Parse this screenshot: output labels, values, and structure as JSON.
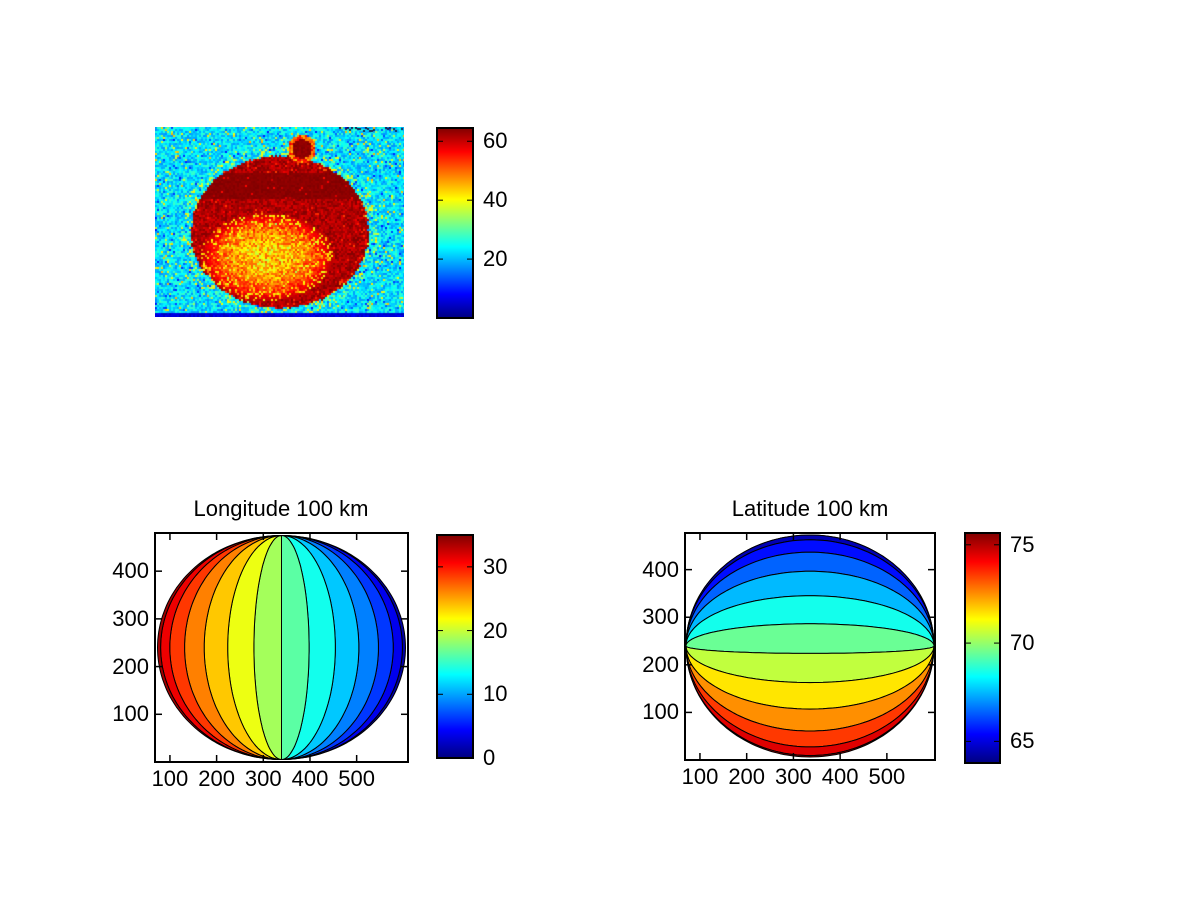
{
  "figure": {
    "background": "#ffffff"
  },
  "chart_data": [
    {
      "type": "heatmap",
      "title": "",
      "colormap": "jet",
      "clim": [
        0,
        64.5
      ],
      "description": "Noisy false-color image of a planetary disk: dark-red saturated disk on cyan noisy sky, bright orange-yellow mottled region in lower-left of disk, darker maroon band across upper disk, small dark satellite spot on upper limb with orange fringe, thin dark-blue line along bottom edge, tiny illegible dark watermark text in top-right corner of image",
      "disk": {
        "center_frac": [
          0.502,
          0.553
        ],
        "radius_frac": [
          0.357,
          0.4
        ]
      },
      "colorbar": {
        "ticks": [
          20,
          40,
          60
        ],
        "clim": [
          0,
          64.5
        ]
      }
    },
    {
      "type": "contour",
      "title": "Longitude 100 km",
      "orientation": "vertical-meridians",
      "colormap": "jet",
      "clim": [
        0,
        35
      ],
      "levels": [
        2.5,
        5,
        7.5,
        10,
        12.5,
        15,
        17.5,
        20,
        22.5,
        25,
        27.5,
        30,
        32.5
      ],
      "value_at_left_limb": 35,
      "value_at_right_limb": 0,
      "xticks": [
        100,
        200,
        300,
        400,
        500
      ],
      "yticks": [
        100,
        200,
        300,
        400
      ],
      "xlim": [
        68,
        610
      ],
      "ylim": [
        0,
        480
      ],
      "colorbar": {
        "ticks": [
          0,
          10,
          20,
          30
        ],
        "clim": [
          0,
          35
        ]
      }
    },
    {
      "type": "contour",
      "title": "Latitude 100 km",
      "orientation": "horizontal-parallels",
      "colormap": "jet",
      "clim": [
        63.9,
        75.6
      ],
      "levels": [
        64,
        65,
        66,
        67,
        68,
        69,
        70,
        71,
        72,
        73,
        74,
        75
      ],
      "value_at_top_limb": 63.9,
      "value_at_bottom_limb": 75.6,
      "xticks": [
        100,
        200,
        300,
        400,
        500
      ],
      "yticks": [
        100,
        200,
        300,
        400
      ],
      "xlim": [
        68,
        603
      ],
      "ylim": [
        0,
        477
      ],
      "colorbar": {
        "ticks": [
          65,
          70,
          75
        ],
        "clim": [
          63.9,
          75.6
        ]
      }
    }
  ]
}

Short exercise: Give every record back exactly as it reads, with no images.

Response to this exercise:
Parse this screenshot: output labels, values, and structure as JSON.
{
  "figure": {
    "background": "#ffffff"
  },
  "chart_data": [
    {
      "type": "heatmap",
      "title": "",
      "colormap": "jet",
      "clim": [
        0,
        64.5
      ],
      "description": "Noisy false-color image of a planetary disk: dark-red saturated disk on cyan noisy sky, bright orange-yellow mottled region in lower-left of disk, darker maroon band across upper disk, small dark satellite spot on upper limb with orange fringe, thin dark-blue line along bottom edge, tiny illegible dark watermark text in top-right corner of image",
      "disk": {
        "center_frac": [
          0.502,
          0.553
        ],
        "radius_frac": [
          0.357,
          0.4
        ]
      },
      "colorbar": {
        "ticks": [
          20,
          40,
          60
        ],
        "clim": [
          0,
          64.5
        ]
      }
    },
    {
      "type": "contour",
      "title": "Longitude 100 km",
      "orientation": "vertical-meridians",
      "colormap": "jet",
      "clim": [
        0,
        35
      ],
      "levels": [
        2.5,
        5,
        7.5,
        10,
        12.5,
        15,
        17.5,
        20,
        22.5,
        25,
        27.5,
        30,
        32.5
      ],
      "value_at_left_limb": 35,
      "value_at_right_limb": 0,
      "xticks": [
        100,
        200,
        300,
        400,
        500
      ],
      "yticks": [
        100,
        200,
        300,
        400
      ],
      "xlim": [
        68,
        610
      ],
      "ylim": [
        0,
        480
      ],
      "colorbar": {
        "ticks": [
          0,
          10,
          20,
          30
        ],
        "clim": [
          0,
          35
        ]
      }
    },
    {
      "type": "contour",
      "title": "Latitude 100 km",
      "orientation": "horizontal-parallels",
      "colormap": "jet",
      "clim": [
        63.9,
        75.6
      ],
      "levels": [
        64,
        65,
        66,
        67,
        68,
        69,
        70,
        71,
        72,
        73,
        74,
        75
      ],
      "value_at_top_limb": 63.9,
      "value_at_bottom_limb": 75.6,
      "xticks": [
        100,
        200,
        300,
        400,
        500
      ],
      "yticks": [
        100,
        200,
        300,
        400
      ],
      "xlim": [
        68,
        603
      ],
      "ylim": [
        0,
        477
      ],
      "colorbar": {
        "ticks": [
          65,
          70,
          75
        ],
        "clim": [
          63.9,
          75.6
        ]
      }
    }
  ]
}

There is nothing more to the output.